#### What you need to do:
Print the data that follows exactly.
--- Start of Data excerpts ---
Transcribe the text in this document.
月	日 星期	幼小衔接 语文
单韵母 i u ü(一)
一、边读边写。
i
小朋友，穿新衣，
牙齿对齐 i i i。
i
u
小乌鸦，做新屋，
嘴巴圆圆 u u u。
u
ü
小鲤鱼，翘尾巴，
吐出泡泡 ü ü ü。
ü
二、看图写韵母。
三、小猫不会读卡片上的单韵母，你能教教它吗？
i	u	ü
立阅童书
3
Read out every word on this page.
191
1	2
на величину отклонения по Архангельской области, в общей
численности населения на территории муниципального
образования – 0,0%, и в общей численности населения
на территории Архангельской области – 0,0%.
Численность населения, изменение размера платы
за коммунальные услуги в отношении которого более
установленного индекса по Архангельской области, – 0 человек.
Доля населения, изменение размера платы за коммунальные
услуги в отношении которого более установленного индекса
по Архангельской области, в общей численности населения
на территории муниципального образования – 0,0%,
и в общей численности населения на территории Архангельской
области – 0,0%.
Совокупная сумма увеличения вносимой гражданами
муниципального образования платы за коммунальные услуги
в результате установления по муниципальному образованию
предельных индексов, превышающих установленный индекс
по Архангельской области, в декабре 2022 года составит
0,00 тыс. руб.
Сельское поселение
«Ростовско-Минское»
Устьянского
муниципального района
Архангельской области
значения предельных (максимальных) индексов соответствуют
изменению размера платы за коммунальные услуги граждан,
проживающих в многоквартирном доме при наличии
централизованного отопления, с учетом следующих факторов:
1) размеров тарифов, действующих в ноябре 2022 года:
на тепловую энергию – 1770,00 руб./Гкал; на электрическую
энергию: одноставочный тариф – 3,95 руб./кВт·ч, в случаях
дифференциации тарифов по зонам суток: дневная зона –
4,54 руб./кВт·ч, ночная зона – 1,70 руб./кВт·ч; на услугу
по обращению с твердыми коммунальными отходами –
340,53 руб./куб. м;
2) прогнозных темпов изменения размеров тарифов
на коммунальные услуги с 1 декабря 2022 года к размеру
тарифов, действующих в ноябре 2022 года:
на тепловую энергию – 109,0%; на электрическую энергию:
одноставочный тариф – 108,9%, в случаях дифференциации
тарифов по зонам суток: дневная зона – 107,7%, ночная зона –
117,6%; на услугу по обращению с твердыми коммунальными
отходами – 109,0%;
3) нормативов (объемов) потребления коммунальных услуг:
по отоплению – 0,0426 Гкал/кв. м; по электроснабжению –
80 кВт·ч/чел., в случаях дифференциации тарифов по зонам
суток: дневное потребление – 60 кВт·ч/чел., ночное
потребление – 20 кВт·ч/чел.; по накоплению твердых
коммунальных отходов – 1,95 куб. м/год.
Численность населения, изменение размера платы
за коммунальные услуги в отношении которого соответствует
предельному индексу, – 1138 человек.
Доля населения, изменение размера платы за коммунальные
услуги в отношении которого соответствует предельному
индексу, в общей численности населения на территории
--- End of Data excerpts ---
#### Answer to the exercise:
Transcribe the text in this document.
月	日 星期	幼小衔接 语文
单韵母 i u ü(一)
一、边读边写。
i
小朋友，穿新衣，
牙齿对齐 i i i。
i
u
小乌鸦，做新屋，
嘴巴圆圆 u u u。
u
ü
小鲤鱼，翘尾巴，
吐出泡泡 ü ü ü。
ü
二、看图写韵母。
三、小猫不会读卡片上的单韵母，你能教教它吗？
i	u	ü
立阅童书
3
Read out every word on this page.
191
1	2
на величину отклонения по Архангельской области, в общей
численности населения на территории муниципального
образования – 0,0%, и в общей численности населения
на территории Архангельской области – 0,0%.
Численность населения, изменение размера платы
за коммунальные услуги в отношении которого более
установленного индекса по Архангельской области, – 0 человек.
Доля населения, изменение размера платы за коммунальные
услуги в отношении которого более установленного индекса
по Архангельской области, в общей численности населения
на территории муниципального образования – 0,0%,
и в общей численности населения на территории Архангельской
области – 0,0%.
Совокупная сумма увеличения вносимой гражданами
муниципального образования платы за коммунальные услуги
в результате установления по муниципальному образованию
предельных индексов, превышающих установленный индекс
по Архангельской области, в декабре 2022 года составит
0,00 тыс. руб.
Сельское поселение
«Ростовско-Минское»
Устьянского
муниципального района
Архангельской области
значения предельных (максимальных) индексов соответствуют
изменению размера платы за коммунальные услуги граждан,
проживающих в многоквартирном доме при наличии
централизованного отопления, с учетом следующих факторов:
1) размеров тарифов, действующих в ноябре 2022 года:
на тепловую энергию – 1770,00 руб./Гкал; на электрическую
энергию: одноставочный тариф – 3,95 руб./кВт·ч, в случаях
дифференциации тарифов по зонам суток: дневная зона –
4,54 руб./кВт·ч, ночная зона – 1,70 руб./кВт·ч; на услугу
по обращению с твердыми коммунальными отходами –
340,53 руб./куб. м;
2) прогнозных темпов изменения размеров тарифов
на коммунальные услуги с 1 декабря 2022 года к размеру
тарифов, действующих в ноябре 2022 года:
на тепловую энергию – 109,0%; на электрическую энергию:
одноставочный тариф – 108,9%, в случаях дифференциации
тарифов по зонам суток: дневная зона – 107,7%, ночная зона –
117,6%; на услугу по обращению с твердыми коммунальными
отходами – 109,0%;
3) нормативов (объемов) потребления коммунальных услуг:
по отоплению – 0,0426 Гкал/кв. м; по электроснабжению –
80 кВт·ч/чел., в случаях дифференциации тарифов по зонам
суток: дневное потребление – 60 кВт·ч/чел., ночное
потребление – 20 кВт·ч/чел.; по накоплению твердых
коммунальных отходов – 1,95 куб. м/год.
Численность населения, изменение размера платы
за коммунальные услуги в отношении которого соответствует
предельному индексу, – 1138 человек.
Доля населения, изменение размера платы за коммунальные
услуги в отношении которого соответствует предельному
индексу, в общей численности населения на территории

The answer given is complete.